(Records from a collection)
══════════════════════════════

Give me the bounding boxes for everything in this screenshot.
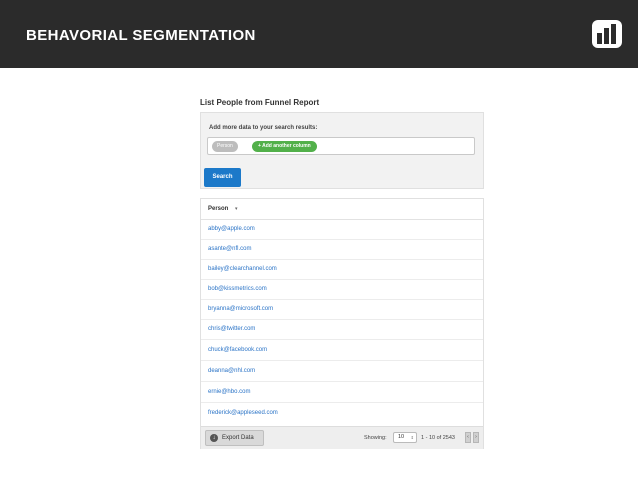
table-row: chuck@facebook.com: [201, 341, 483, 361]
email-link[interactable]: deanna@nhl.com: [208, 368, 255, 374]
select-caret-icon: ⇕: [410, 435, 414, 440]
email-link[interactable]: frederick@appleseed.com: [208, 410, 278, 416]
email-link[interactable]: chuck@facebook.com: [208, 347, 267, 353]
email-link[interactable]: bailey@clearchannel.com: [208, 266, 277, 272]
person-column-chip[interactable]: Person: [212, 141, 238, 152]
next-page-button[interactable]: ›: [473, 432, 479, 443]
email-link[interactable]: asante@nfl.com: [208, 246, 251, 252]
table-row: asante@nfl.com: [201, 240, 483, 260]
email-link[interactable]: abby@apple.com: [208, 226, 255, 232]
per-page-value: 10: [398, 434, 405, 440]
slide-header: BEHAVORIAL SEGMENTATION: [0, 0, 638, 68]
per-page-select[interactable]: 10 ⇕: [393, 432, 417, 443]
search-button[interactable]: Search: [204, 168, 241, 187]
search-label: Add more data to your search results:: [209, 125, 318, 131]
bar-chart-logo-icon: [592, 20, 622, 48]
table-row: deanna@nhl.com: [201, 362, 483, 382]
table-row: frederick@appleseed.com: [201, 404, 483, 424]
export-label: Export Data: [222, 435, 254, 441]
table-header[interactable]: Person ▾: [201, 199, 483, 220]
slide-title: BEHAVORIAL SEGMENTATION: [26, 27, 256, 44]
table-row: chris@twitter.com: [201, 320, 483, 340]
add-column-button[interactable]: + Add another column: [252, 141, 317, 152]
email-link[interactable]: bob@kissmetrics.com: [208, 286, 267, 292]
showing-label: Showing:: [364, 435, 387, 441]
search-panel: Add more data to your search results: Pe…: [200, 112, 484, 189]
pagination-range: 1 - 10 of 2543: [421, 435, 455, 441]
table-row: bryanna@microsoft.com: [201, 300, 483, 320]
table-row: bailey@clearchannel.com: [201, 260, 483, 280]
sort-caret-icon[interactable]: ▾: [235, 206, 238, 212]
table-row: abby@apple.com: [201, 220, 483, 240]
table-row: bob@kissmetrics.com: [201, 280, 483, 300]
email-link[interactable]: chris@twitter.com: [208, 326, 255, 332]
table-row: ernie@hbo.com: [201, 383, 483, 403]
panel-title: List People from Funnel Report: [200, 98, 320, 107]
email-link[interactable]: bryanna@microsoft.com: [208, 306, 273, 312]
column-tag-input[interactable]: Person + Add another column: [207, 137, 475, 155]
export-icon: ↓: [210, 434, 218, 442]
person-column-header[interactable]: Person: [208, 206, 228, 212]
table-footer: ↓ Export Data Showing: 10 ⇕ 1 - 10 of 25…: [201, 426, 483, 449]
prev-page-button[interactable]: ‹: [465, 432, 471, 443]
export-data-button[interactable]: ↓ Export Data: [205, 430, 264, 446]
email-link[interactable]: ernie@hbo.com: [208, 389, 250, 395]
results-table: Person ▾ abby@apple.com asante@nfl.com b…: [200, 198, 484, 449]
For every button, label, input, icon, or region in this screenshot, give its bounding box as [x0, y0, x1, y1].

══════════════════════════════

▸ Task goal:
Please reproduce every line of the records above word for word, leaving out the pictures.

▸ Result below:
Give me the bounding boxes for everything in this screenshot.
table-row: chuck@facebook.com: [201, 341, 483, 361]
email-link[interactable]: deanna@nhl.com: [208, 368, 255, 374]
select-caret-icon: ⇕: [410, 435, 414, 440]
email-link[interactable]: frederick@appleseed.com: [208, 410, 278, 416]
email-link[interactable]: chuck@facebook.com: [208, 347, 267, 353]
email-link[interactable]: bailey@clearchannel.com: [208, 266, 277, 272]
person-column-chip[interactable]: Person: [212, 141, 238, 152]
next-page-button[interactable]: ›: [473, 432, 479, 443]
email-link[interactable]: asante@nfl.com: [208, 246, 251, 252]
table-row: asante@nfl.com: [201, 240, 483, 260]
email-link[interactable]: abby@apple.com: [208, 226, 255, 232]
per-page-value: 10: [398, 434, 405, 440]
slide-header: BEHAVORIAL SEGMENTATION: [0, 0, 638, 68]
per-page-select[interactable]: 10 ⇕: [393, 432, 417, 443]
search-button[interactable]: Search: [204, 168, 241, 187]
search-label: Add more data to your search results:: [209, 125, 318, 131]
bar-chart-logo-icon: [592, 20, 622, 48]
table-row: deanna@nhl.com: [201, 362, 483, 382]
table-row: frederick@appleseed.com: [201, 404, 483, 424]
export-label: Export Data: [222, 435, 254, 441]
table-header[interactable]: Person ▾: [201, 199, 483, 220]
slide-title: BEHAVORIAL SEGMENTATION: [26, 27, 256, 44]
table-row: chris@twitter.com: [201, 320, 483, 340]
add-column-button[interactable]: + Add another column: [252, 141, 317, 152]
email-link[interactable]: bob@kissmetrics.com: [208, 286, 267, 292]
showing-label: Showing:: [364, 435, 387, 441]
search-panel: Add more data to your search results: Pe…: [200, 112, 484, 189]
pagination-range: 1 - 10 of 2543: [421, 435, 455, 441]
table-row: bryanna@microsoft.com: [201, 300, 483, 320]
table-row: bailey@clearchannel.com: [201, 260, 483, 280]
sort-caret-icon[interactable]: ▾: [235, 206, 238, 212]
table-row: abby@apple.com: [201, 220, 483, 240]
table-row: bob@kissmetrics.com: [201, 280, 483, 300]
email-link[interactable]: chris@twitter.com: [208, 326, 255, 332]
table-row: ernie@hbo.com: [201, 383, 483, 403]
panel-title: List People from Funnel Report: [200, 98, 320, 107]
email-link[interactable]: bryanna@microsoft.com: [208, 306, 273, 312]
column-tag-input[interactable]: Person + Add another column: [207, 137, 475, 155]
export-icon: ↓: [210, 434, 218, 442]
person-column-header[interactable]: Person: [208, 206, 228, 212]
table-footer: ↓ Export Data Showing: 10 ⇕ 1 - 10 of 25…: [201, 426, 483, 449]
prev-page-button[interactable]: ‹: [465, 432, 471, 443]
export-data-button[interactable]: ↓ Export Data: [205, 430, 264, 446]
email-link[interactable]: ernie@hbo.com: [208, 389, 250, 395]
results-table: Person ▾ abby@apple.com asante@nfl.com b…: [200, 198, 484, 449]
For every button, label, input, icon, or region in this screenshot, give its bounding box as [x0, y0, x1, y1].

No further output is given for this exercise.